Task statement: Write the entries out again exactly as they stand, but without the pictures.

**** Dataset records ****

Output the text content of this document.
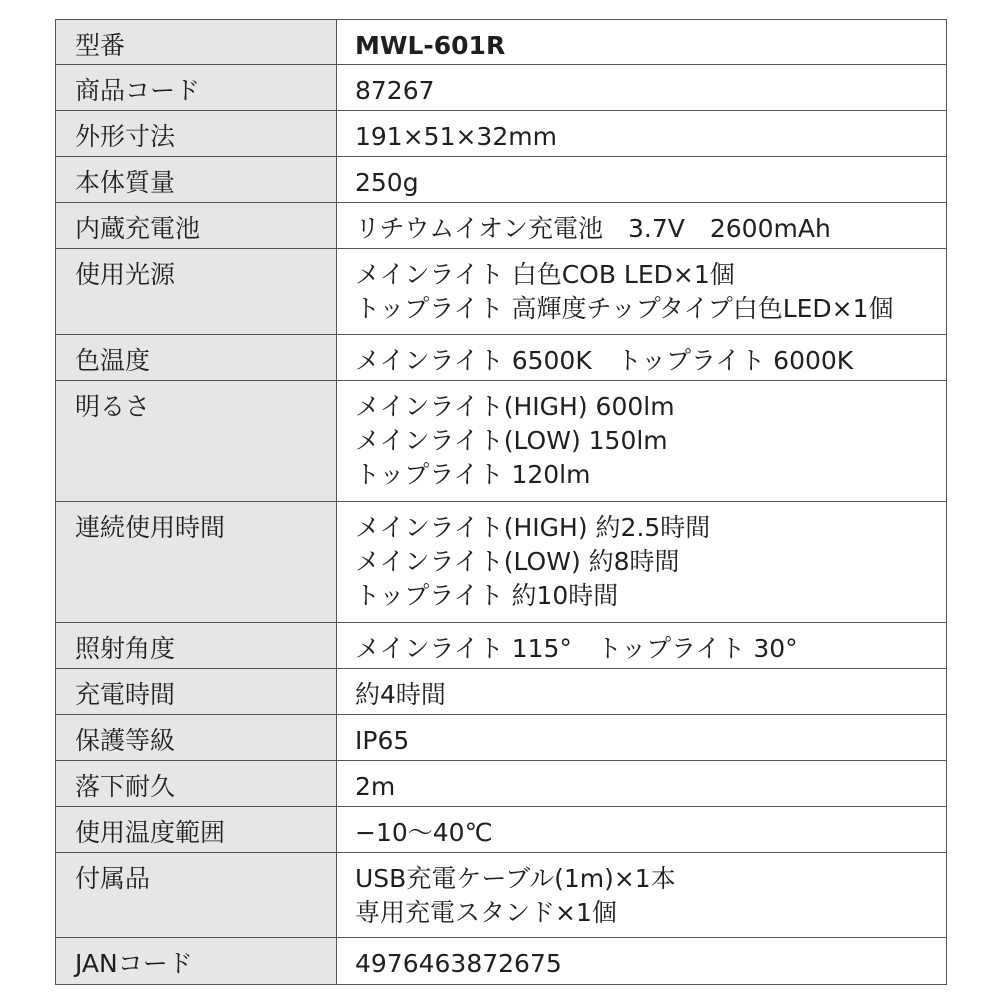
型番	MWL-601R

商品コード	87267

外形寸法	191×51×32mm

本体質量	250g

内蔵充電池	リチウムイオン充電池　3.7V　2600mAh

使用光源	メインライト 白色COB LED×1個
トップライト 高輝度チップタイプ白色LED×1個

色温度	メインライト 6500K　トップライト 6000K

明るさ	メインライト(HIGH) 600lm
メインライト(LOW) 150lm
トップライト 120lm

連続使用時間	メインライト(HIGH) 約2.5時間
メインライト(LOW) 約8時間
トップライト 約10時間

照射角度	メインライト 115°　トップライト 30°

充電時間	約4時間

保護等級	IP65

落下耐久	2m

使用温度範囲	−10〜40℃

付属品	USB充電ケーブル(1m)×1本
専用充電スタンド×1個

JANコード	4976463872675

****

Answer for the task:
Output the text content of this document.
型番	MWL-601R

商品コード	87267

外形寸法	191×51×32mm

本体質量	250g

内蔵充電池	リチウムイオン充電池　3.7V　2600mAh

使用光源	メインライト 白色COB LED×1個
トップライト 高輝度チップタイプ白色LED×1個

色温度	メインライト 6500K　トップライト 6000K

明るさ	メインライト(HIGH) 600lm
メインライト(LOW) 150lm
トップライト 120lm

連続使用時間	メインライト(HIGH) 約2.5時間
メインライト(LOW) 約8時間
トップライト 約10時間

照射角度	メインライト 115°　トップライト 30°

充電時間	約4時間

保護等級	IP65

落下耐久	2m

使用温度範囲	−10〜40℃

付属品	USB充電ケーブル(1m)×1本
専用充電スタンド×1個

JANコード	4976463872675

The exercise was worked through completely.